▶ EXERCISE:
If a line in the entries contains the word "fill", list it.

*** Block opens ***

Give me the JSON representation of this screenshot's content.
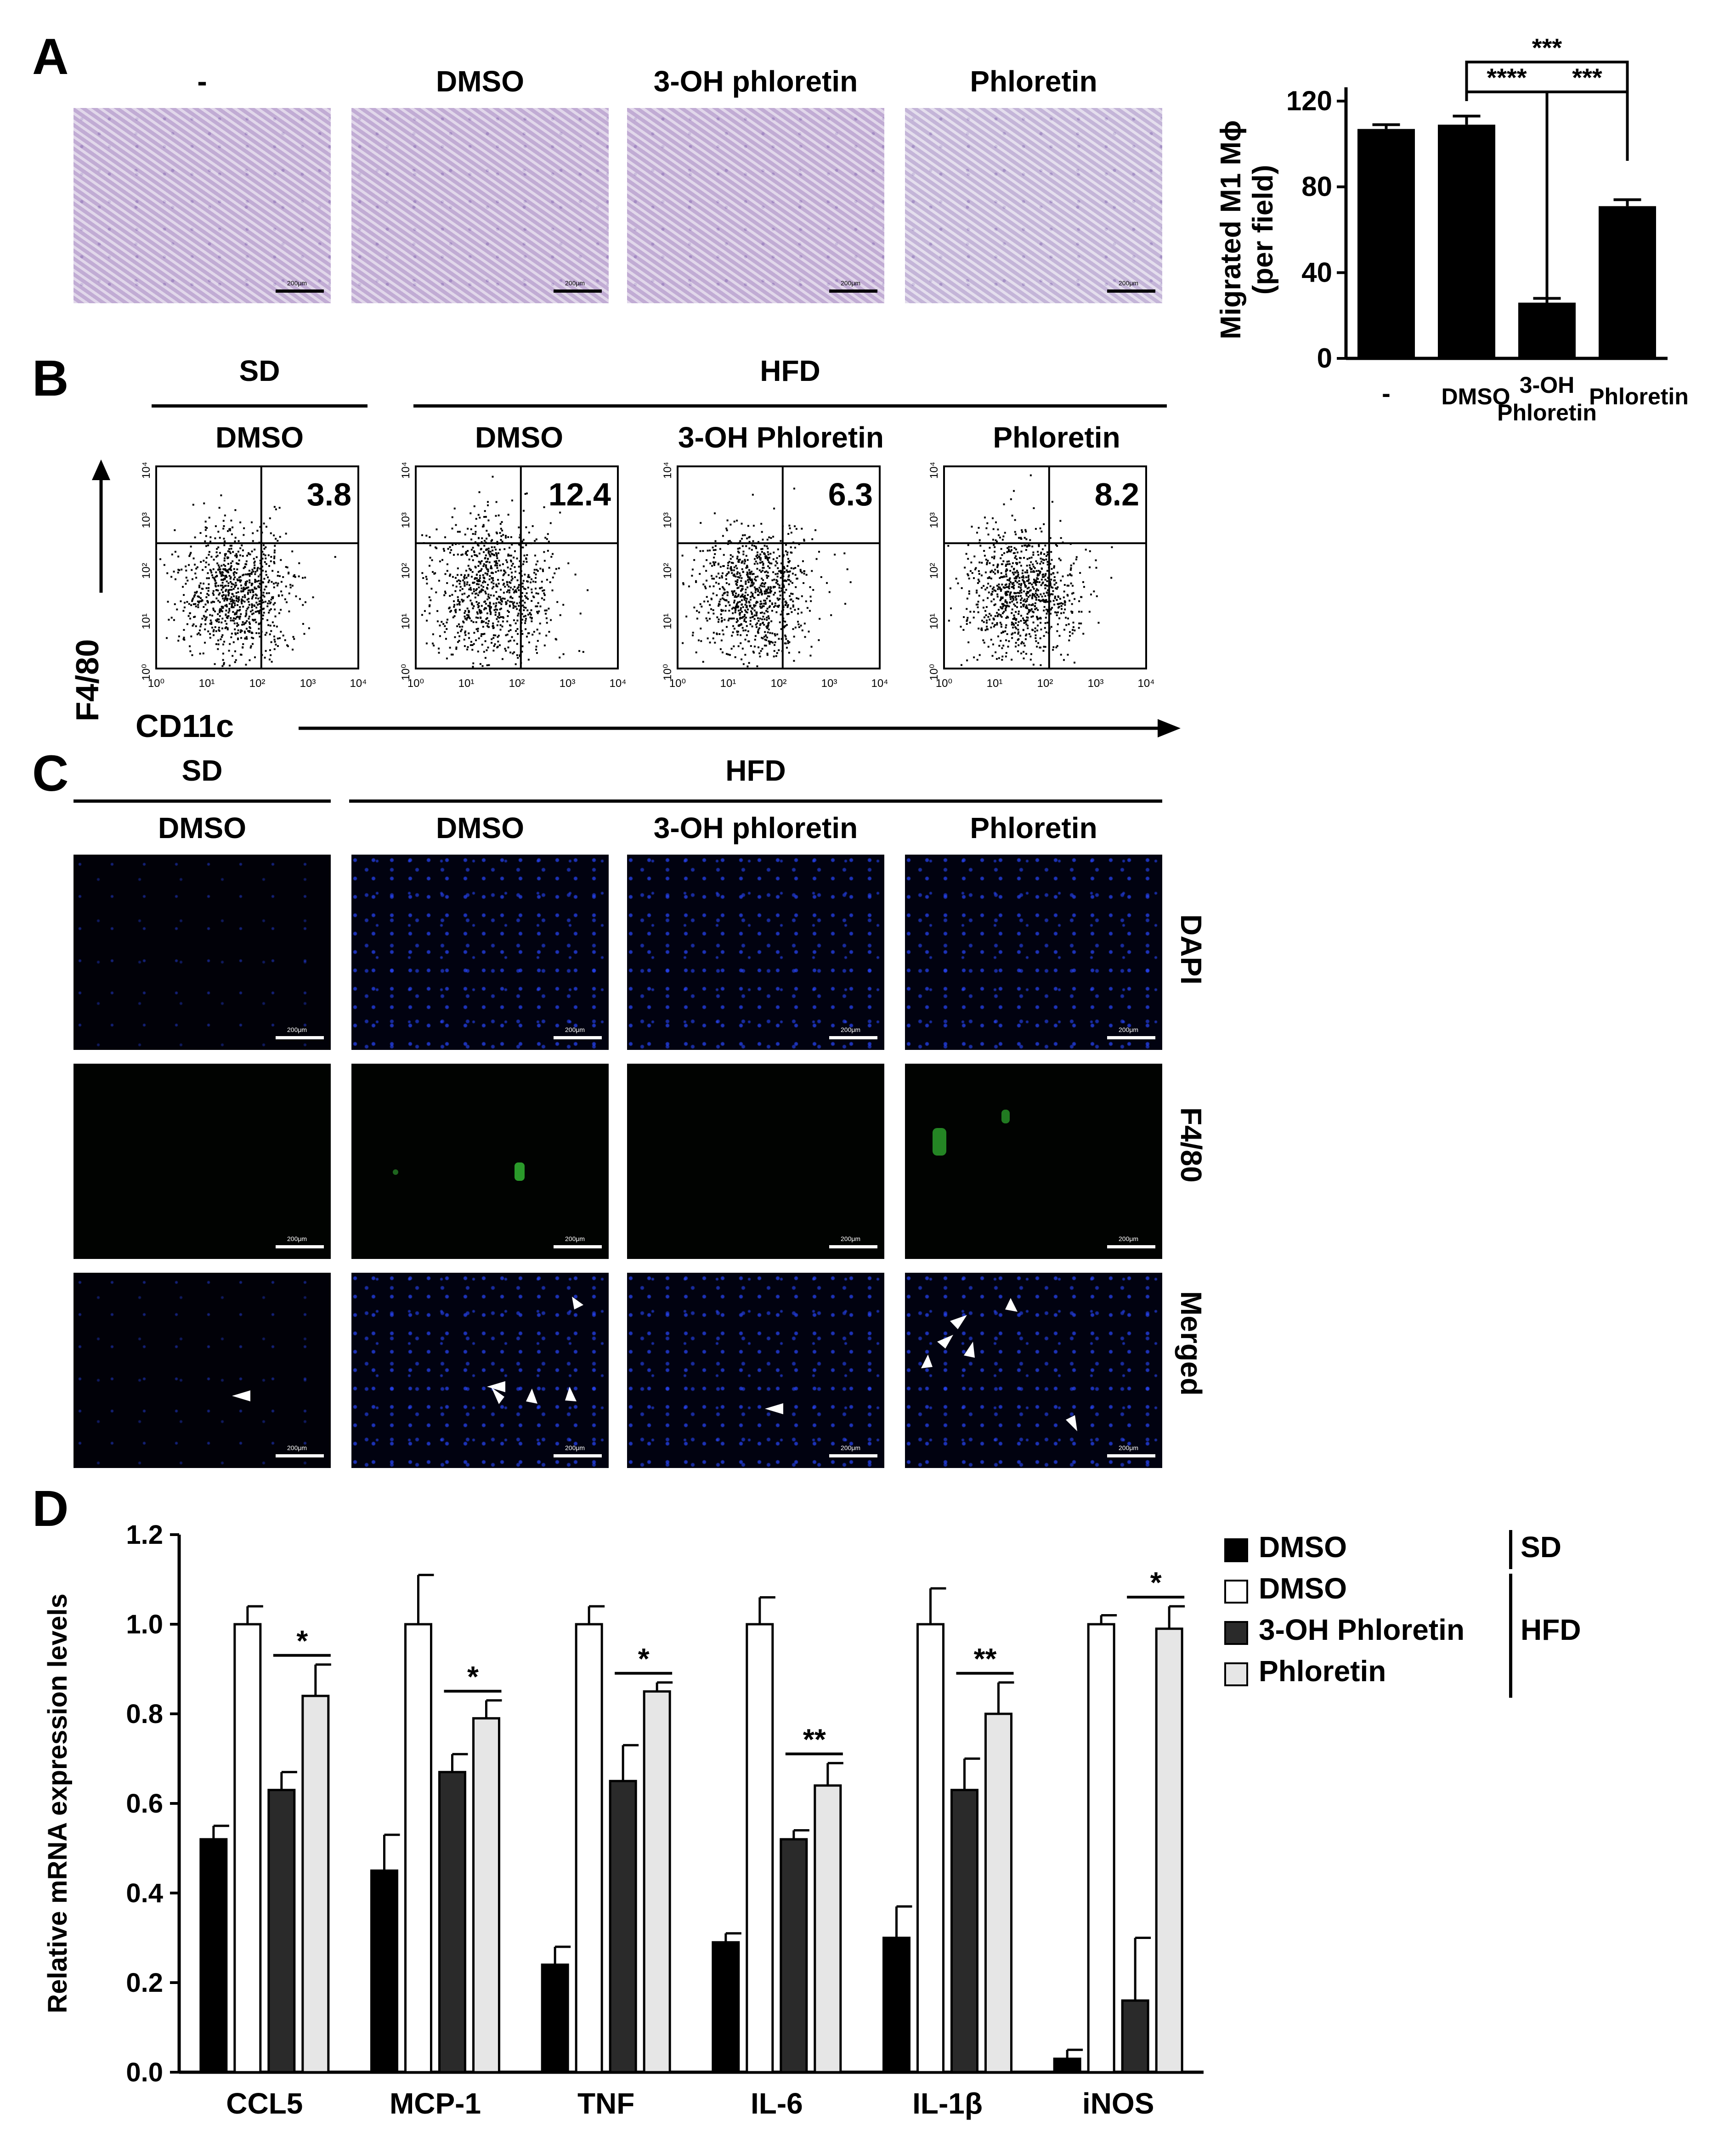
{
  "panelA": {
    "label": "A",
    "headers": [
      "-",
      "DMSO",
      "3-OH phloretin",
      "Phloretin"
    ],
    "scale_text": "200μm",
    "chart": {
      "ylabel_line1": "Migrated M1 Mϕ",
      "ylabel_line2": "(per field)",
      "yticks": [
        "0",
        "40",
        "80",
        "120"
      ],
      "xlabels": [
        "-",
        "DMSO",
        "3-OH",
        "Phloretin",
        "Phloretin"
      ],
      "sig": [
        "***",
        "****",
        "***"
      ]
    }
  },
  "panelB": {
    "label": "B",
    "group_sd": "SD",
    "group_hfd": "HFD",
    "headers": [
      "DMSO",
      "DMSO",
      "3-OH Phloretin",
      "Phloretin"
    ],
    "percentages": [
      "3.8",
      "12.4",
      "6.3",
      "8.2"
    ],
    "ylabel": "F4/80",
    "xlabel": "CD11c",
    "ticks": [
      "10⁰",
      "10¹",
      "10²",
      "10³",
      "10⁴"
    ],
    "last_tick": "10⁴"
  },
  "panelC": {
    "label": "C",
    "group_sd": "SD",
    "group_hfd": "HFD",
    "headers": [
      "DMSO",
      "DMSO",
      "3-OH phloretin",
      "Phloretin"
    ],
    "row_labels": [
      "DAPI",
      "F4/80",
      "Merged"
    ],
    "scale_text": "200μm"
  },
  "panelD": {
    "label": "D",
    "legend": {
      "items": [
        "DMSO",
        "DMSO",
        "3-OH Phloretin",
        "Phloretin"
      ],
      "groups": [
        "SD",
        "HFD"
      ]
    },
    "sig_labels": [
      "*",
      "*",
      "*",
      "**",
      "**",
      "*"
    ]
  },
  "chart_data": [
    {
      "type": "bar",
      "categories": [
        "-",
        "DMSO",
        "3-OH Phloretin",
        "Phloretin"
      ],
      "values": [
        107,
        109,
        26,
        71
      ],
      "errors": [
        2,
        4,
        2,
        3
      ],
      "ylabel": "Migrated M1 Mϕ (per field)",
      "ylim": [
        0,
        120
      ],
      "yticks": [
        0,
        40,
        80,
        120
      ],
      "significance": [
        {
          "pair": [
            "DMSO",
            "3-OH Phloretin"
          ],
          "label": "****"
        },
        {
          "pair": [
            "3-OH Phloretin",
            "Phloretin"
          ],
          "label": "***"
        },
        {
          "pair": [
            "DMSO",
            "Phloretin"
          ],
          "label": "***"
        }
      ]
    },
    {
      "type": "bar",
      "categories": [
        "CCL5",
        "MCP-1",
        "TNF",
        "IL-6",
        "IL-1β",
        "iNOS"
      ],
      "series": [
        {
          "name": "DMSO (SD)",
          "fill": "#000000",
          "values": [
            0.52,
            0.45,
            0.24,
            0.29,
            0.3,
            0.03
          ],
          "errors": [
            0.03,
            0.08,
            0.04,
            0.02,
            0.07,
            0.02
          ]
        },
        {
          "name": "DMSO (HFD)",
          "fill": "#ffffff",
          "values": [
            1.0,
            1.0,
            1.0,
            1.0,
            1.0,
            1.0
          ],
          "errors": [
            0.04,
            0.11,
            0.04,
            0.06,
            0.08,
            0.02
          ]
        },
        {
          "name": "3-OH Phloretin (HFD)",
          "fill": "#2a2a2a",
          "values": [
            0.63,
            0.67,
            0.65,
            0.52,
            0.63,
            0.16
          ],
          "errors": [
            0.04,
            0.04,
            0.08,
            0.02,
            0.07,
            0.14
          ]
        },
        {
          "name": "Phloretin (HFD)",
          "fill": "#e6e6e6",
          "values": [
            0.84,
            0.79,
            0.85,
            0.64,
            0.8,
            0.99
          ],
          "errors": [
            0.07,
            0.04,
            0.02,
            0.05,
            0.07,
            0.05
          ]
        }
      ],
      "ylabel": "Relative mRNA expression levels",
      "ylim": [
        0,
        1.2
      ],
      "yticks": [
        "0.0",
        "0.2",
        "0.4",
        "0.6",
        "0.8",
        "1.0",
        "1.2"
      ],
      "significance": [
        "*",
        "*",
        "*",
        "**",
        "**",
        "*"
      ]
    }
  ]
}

*** Block closes ***
*** Block opens ***

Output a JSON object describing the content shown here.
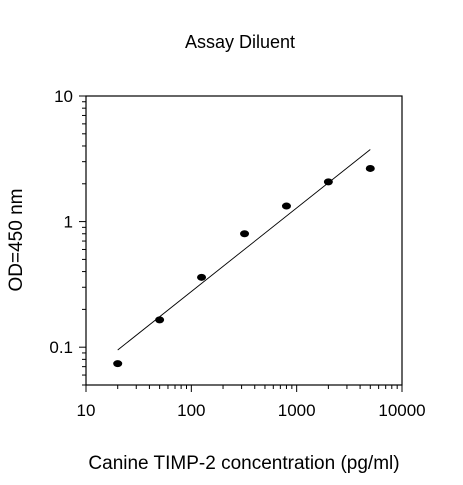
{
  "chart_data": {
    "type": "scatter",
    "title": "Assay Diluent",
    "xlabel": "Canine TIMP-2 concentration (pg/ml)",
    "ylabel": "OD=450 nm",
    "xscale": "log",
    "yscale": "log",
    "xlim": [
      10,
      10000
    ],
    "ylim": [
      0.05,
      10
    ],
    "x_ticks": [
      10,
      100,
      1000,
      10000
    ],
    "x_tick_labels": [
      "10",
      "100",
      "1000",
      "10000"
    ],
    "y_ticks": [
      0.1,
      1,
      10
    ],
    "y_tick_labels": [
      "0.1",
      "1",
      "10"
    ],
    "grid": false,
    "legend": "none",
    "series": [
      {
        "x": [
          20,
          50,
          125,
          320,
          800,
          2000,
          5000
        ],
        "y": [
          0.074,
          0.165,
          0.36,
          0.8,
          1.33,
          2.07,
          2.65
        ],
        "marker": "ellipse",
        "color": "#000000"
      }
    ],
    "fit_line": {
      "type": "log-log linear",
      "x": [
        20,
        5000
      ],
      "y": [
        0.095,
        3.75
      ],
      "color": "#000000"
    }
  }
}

*** Block closes ***

▶ EXERCISE RESULT:
          "fill": "#000000",
          "fill": "#ffffff",
          "fill": "#2a2a2a",
          "fill": "#e6e6e6",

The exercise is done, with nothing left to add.